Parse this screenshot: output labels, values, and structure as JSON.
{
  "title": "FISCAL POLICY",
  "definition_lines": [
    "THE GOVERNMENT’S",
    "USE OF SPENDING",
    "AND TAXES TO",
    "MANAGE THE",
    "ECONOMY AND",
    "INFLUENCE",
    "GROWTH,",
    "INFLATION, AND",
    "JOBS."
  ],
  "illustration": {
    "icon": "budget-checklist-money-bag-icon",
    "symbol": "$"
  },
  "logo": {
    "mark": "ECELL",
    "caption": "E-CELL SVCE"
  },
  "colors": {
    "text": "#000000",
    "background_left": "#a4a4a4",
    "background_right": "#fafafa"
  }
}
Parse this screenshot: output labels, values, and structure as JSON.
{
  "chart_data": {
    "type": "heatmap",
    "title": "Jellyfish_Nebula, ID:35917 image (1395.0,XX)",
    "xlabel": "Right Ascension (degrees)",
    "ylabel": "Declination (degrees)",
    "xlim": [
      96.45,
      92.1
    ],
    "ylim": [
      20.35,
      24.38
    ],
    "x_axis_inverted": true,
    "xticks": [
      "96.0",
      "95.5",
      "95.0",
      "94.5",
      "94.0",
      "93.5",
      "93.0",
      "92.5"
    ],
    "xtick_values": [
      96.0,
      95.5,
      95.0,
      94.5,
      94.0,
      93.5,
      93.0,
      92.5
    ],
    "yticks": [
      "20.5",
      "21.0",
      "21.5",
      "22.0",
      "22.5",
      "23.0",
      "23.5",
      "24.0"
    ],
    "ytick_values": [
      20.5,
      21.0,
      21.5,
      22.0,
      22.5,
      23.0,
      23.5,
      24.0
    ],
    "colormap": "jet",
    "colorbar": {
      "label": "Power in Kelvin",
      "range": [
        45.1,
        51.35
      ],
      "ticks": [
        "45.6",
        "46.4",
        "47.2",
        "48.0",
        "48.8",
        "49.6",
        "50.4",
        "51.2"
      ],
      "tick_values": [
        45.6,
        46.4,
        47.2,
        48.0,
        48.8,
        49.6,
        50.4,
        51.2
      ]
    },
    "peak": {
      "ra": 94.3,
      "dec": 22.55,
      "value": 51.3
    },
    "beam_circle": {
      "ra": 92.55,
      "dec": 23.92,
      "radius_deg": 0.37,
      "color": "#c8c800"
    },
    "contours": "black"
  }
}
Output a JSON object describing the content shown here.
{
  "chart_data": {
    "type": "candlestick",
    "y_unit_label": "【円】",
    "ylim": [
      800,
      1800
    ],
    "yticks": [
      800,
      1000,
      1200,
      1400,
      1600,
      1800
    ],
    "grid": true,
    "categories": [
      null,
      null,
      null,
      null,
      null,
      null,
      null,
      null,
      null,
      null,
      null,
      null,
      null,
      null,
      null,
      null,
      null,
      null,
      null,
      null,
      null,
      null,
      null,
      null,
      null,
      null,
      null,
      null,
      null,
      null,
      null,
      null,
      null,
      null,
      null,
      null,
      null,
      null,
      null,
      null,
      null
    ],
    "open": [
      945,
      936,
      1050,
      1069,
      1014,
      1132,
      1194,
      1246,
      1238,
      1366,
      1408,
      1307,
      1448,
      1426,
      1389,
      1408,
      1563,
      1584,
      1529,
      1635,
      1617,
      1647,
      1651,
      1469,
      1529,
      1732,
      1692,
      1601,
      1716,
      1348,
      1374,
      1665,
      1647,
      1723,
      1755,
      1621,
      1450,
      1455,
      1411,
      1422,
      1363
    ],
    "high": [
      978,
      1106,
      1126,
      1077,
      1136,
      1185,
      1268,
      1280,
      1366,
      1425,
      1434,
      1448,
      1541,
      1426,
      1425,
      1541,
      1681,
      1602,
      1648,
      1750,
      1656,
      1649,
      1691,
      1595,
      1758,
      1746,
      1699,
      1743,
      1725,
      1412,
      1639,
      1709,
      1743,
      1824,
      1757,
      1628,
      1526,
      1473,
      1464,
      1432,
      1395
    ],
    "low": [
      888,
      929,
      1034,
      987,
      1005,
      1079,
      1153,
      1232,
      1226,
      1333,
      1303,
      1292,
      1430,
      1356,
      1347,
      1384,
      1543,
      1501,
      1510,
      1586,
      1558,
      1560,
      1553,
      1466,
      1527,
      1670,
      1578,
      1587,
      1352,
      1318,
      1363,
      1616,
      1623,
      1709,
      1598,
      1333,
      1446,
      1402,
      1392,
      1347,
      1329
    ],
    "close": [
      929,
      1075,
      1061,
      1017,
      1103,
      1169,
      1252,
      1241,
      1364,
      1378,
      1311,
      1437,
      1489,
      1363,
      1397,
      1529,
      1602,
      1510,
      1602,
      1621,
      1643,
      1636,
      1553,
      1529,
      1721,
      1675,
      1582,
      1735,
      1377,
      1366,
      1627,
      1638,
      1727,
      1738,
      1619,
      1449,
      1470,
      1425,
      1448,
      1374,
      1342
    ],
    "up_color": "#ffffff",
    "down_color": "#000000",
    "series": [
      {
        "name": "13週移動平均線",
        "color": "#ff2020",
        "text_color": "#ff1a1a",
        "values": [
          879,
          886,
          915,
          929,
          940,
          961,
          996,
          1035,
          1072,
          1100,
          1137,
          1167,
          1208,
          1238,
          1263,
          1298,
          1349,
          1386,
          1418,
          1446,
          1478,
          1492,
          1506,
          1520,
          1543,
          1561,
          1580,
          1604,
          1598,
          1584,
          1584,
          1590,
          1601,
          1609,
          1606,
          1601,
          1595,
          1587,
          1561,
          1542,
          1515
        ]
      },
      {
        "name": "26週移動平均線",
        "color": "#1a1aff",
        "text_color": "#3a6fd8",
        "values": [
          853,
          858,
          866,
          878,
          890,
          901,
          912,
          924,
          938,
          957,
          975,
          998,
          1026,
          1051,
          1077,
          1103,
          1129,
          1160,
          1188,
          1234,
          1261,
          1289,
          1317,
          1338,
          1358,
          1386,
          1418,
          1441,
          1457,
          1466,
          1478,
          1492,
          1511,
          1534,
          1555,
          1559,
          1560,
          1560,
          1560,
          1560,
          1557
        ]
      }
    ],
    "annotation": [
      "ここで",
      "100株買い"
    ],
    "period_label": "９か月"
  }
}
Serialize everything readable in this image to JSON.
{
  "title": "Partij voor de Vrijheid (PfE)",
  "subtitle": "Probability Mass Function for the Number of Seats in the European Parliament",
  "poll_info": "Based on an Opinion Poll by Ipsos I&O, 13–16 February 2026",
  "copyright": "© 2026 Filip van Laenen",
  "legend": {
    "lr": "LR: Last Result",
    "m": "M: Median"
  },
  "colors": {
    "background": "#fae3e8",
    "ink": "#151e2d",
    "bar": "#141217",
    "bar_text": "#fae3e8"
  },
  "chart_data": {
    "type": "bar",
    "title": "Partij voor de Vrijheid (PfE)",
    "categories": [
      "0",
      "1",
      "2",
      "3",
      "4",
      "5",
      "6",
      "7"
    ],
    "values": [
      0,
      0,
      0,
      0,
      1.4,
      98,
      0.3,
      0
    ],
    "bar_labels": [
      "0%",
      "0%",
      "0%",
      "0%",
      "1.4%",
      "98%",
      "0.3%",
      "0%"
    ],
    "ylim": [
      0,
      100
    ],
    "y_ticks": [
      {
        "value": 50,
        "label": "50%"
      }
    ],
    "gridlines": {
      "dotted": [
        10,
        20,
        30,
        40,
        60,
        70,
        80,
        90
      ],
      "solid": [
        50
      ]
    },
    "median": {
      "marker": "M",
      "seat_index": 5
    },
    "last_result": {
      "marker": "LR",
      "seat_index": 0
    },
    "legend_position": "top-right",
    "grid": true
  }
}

### Exercise description
From the listing above, pick out every line containing "Vrijheid".

### Right answer
  "title": "Partij voor de Vrijheid (PfE)",
    "title": "Partij voor de Vrijheid (PfE)",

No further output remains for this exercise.